::: LISTED ENTRIES
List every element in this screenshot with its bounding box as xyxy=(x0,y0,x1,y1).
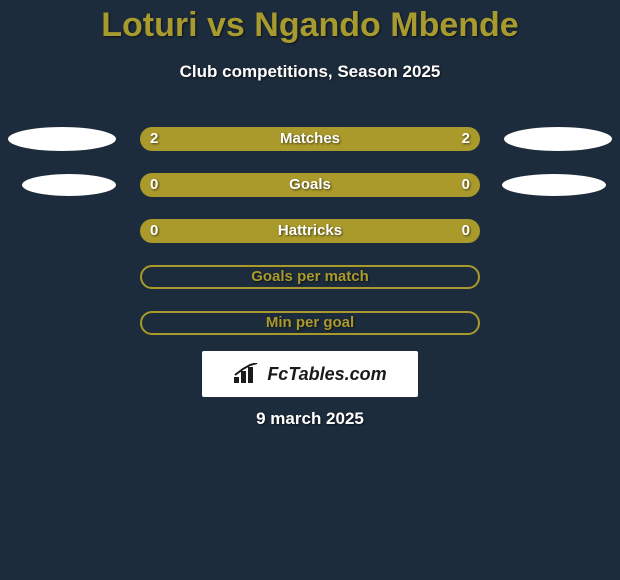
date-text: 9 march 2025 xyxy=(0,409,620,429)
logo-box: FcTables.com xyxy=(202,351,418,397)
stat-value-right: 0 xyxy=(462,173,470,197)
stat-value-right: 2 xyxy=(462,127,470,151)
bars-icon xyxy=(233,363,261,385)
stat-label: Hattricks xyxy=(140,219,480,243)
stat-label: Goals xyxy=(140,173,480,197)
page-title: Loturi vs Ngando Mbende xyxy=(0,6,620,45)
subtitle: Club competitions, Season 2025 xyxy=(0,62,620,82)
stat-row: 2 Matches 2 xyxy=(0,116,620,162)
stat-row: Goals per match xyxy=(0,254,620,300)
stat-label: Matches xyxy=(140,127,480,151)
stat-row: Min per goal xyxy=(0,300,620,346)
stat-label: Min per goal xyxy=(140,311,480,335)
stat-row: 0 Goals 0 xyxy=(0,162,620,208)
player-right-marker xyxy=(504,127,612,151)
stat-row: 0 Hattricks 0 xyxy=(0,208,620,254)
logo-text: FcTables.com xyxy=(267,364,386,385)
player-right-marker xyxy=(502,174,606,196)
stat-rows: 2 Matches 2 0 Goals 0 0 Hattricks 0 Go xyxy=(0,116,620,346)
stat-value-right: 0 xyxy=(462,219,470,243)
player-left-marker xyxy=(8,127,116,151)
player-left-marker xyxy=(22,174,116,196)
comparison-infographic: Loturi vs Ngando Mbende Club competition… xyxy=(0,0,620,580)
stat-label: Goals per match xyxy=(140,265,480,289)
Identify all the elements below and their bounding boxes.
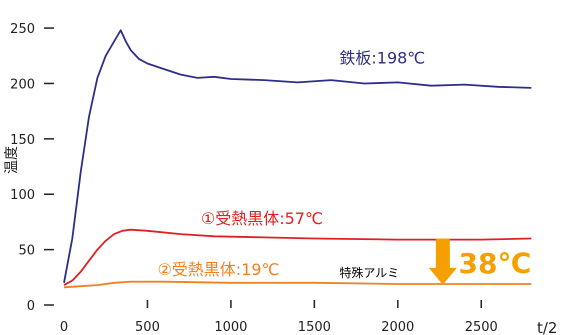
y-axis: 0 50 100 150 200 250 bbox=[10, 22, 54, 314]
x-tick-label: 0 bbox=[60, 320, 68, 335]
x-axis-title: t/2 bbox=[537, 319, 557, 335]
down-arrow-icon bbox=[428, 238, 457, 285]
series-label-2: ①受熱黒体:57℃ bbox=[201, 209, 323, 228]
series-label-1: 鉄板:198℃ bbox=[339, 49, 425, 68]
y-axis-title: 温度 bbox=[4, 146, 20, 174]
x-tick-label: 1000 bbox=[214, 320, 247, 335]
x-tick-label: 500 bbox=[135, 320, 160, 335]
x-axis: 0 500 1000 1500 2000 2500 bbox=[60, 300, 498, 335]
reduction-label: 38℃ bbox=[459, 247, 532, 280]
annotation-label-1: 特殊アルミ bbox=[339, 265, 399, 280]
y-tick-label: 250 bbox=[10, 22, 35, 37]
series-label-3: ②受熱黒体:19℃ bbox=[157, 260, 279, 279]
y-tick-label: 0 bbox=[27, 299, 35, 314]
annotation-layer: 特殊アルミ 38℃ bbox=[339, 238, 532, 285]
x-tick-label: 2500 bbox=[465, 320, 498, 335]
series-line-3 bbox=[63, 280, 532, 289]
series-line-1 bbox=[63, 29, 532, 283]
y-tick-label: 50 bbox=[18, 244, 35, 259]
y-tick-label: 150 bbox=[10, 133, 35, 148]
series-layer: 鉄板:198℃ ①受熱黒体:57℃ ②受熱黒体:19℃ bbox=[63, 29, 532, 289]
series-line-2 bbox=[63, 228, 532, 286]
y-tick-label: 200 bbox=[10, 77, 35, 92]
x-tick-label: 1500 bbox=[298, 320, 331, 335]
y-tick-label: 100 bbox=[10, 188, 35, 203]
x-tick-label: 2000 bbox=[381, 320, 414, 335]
::::::
::: LISTED ENTRIES
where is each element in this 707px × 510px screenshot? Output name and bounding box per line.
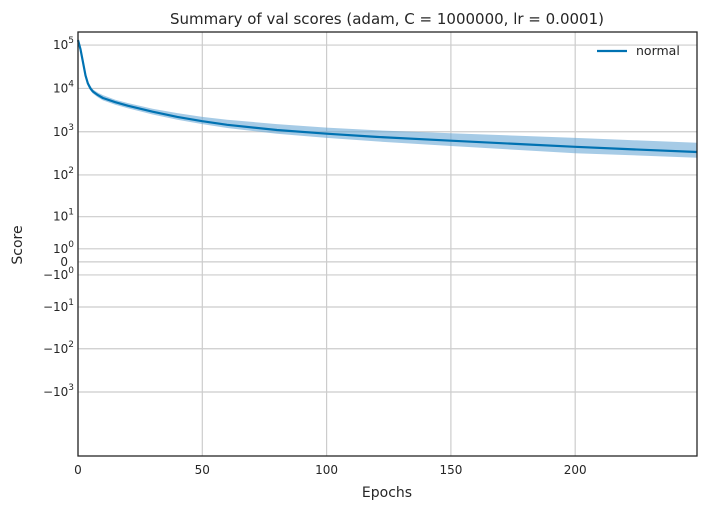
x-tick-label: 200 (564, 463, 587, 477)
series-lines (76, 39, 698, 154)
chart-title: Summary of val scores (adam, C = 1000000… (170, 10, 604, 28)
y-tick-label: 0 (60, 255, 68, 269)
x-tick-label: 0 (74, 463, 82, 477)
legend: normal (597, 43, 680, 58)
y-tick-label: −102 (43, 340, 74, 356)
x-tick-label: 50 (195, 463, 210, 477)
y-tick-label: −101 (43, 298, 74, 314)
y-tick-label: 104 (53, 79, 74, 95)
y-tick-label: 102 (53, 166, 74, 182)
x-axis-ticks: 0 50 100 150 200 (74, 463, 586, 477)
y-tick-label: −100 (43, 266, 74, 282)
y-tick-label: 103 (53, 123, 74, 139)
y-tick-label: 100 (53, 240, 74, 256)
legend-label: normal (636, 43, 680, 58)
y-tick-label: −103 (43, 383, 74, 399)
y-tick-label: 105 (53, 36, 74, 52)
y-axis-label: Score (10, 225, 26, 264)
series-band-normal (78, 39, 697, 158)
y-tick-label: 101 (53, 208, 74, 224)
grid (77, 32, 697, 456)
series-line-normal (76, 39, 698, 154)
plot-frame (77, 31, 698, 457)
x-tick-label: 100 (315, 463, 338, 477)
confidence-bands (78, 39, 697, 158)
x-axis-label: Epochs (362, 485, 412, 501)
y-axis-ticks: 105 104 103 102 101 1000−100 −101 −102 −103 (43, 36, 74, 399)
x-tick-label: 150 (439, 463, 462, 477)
::::::
WRITTEN EXERCISE: Repeat the rows from the line containing "y-axis: 0 50" through the line containing "x-tick-label: 1000 bbox=[214, 320, 247, 335]", swapping "y-axis-title" for "y-axis-label" and leaving everything else unchanged.

FINISHED ANSWER:
y-axis: 0 50 100 150 200 250 bbox=[10, 22, 54, 314]
x-tick-label: 0 bbox=[60, 320, 68, 335]
x-axis-title: t/2 bbox=[537, 319, 557, 335]
down-arrow-icon bbox=[428, 238, 457, 285]
series-label-2: ①受熱黒体:57℃ bbox=[201, 209, 323, 228]
series-label-1: 鉄板:198℃ bbox=[339, 49, 425, 68]
y-axis-label: 温度 bbox=[4, 146, 20, 174]
x-tick-label: 1000 bbox=[214, 320, 247, 335]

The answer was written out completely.